**Exercise**:
In the entries below, count every line containing "marker". Return the number and nothing else.

**Source data**:

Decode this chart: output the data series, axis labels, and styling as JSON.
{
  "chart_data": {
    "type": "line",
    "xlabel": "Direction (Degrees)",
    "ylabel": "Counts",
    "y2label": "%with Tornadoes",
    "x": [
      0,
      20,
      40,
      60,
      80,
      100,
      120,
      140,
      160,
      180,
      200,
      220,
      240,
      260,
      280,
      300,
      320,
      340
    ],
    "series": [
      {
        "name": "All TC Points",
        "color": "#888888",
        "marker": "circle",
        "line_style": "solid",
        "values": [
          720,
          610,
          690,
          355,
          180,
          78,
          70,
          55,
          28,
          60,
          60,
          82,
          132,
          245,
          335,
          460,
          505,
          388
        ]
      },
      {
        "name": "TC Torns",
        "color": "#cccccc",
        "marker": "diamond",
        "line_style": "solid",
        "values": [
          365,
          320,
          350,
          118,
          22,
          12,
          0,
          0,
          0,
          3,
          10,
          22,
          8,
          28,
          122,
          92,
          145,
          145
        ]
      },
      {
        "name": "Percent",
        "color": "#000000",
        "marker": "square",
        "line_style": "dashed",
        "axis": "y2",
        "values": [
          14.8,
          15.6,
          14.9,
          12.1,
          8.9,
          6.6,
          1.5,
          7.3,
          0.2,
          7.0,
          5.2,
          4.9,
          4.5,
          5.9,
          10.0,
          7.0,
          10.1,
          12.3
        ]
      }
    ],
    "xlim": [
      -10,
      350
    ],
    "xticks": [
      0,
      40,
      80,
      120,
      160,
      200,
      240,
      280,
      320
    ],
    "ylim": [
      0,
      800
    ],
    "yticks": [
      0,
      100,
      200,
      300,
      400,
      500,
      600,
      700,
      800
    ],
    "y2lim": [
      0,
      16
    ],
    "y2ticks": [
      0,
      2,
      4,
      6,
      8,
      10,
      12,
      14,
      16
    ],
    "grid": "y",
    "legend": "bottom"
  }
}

==

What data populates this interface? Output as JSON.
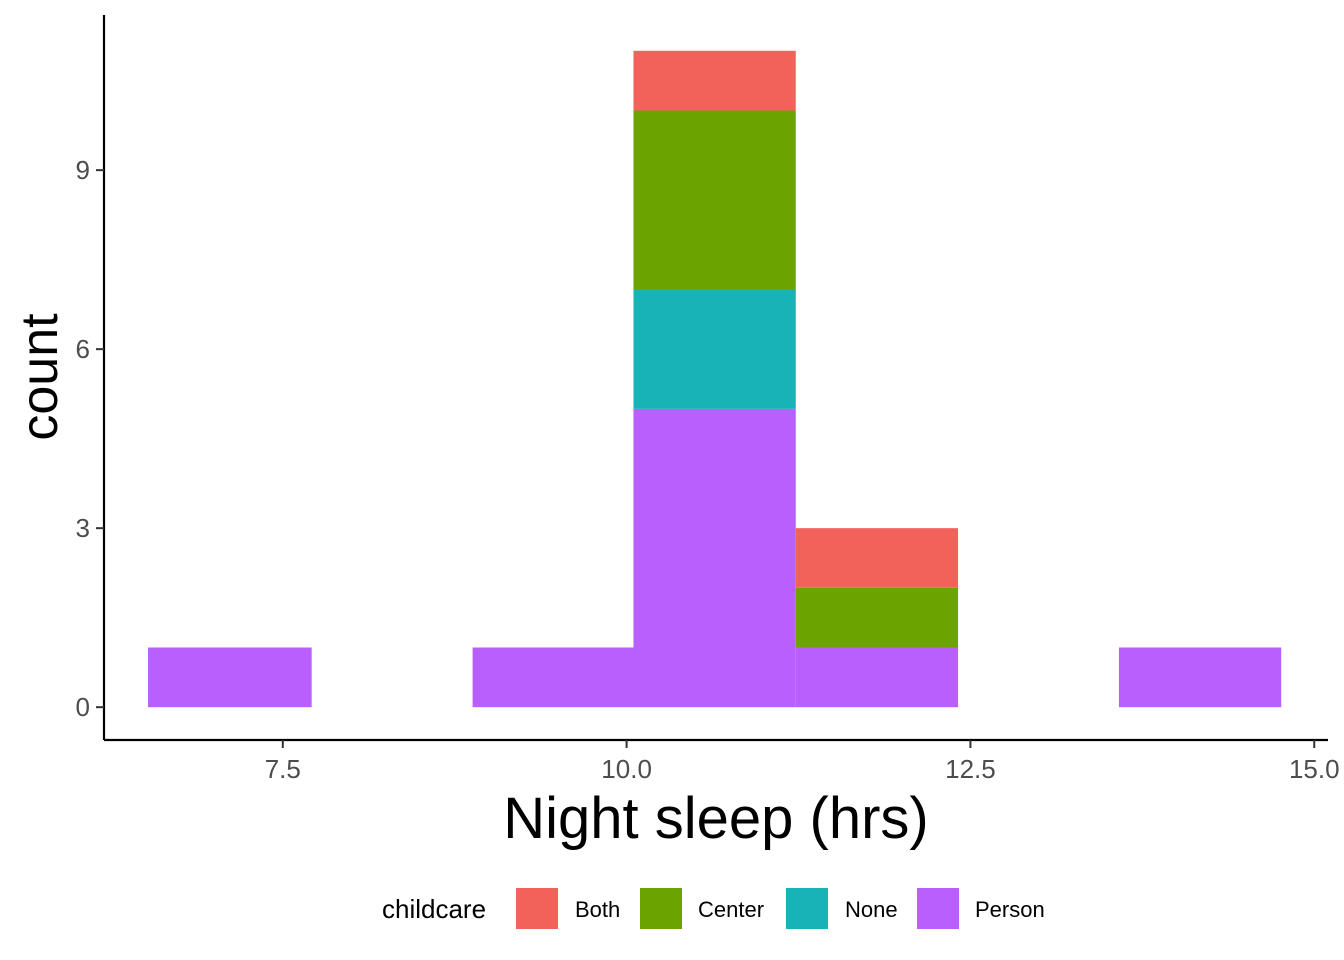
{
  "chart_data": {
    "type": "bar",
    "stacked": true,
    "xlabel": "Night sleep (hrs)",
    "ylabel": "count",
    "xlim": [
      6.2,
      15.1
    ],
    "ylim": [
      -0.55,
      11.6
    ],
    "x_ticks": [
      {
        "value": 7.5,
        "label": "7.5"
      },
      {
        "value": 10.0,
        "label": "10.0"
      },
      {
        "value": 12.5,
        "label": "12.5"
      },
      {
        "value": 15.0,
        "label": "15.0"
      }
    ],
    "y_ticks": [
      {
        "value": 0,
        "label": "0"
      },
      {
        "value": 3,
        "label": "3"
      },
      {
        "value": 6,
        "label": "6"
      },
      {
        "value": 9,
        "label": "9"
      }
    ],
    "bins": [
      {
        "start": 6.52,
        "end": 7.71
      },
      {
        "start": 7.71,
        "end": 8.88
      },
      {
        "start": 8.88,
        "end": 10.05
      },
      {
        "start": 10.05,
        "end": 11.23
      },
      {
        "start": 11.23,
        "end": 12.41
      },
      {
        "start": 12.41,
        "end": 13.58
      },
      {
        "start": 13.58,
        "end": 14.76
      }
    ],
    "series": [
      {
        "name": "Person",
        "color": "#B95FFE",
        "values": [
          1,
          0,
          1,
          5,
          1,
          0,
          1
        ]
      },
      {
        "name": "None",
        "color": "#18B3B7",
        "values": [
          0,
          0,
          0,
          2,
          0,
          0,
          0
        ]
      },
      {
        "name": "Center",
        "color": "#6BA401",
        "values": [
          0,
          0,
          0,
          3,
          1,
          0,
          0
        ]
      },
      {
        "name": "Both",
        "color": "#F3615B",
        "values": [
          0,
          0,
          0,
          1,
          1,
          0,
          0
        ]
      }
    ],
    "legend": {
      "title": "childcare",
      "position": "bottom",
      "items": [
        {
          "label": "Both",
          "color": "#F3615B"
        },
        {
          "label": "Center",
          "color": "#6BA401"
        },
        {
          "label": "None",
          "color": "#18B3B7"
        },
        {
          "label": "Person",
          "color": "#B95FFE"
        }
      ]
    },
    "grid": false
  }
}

**Task result**:
3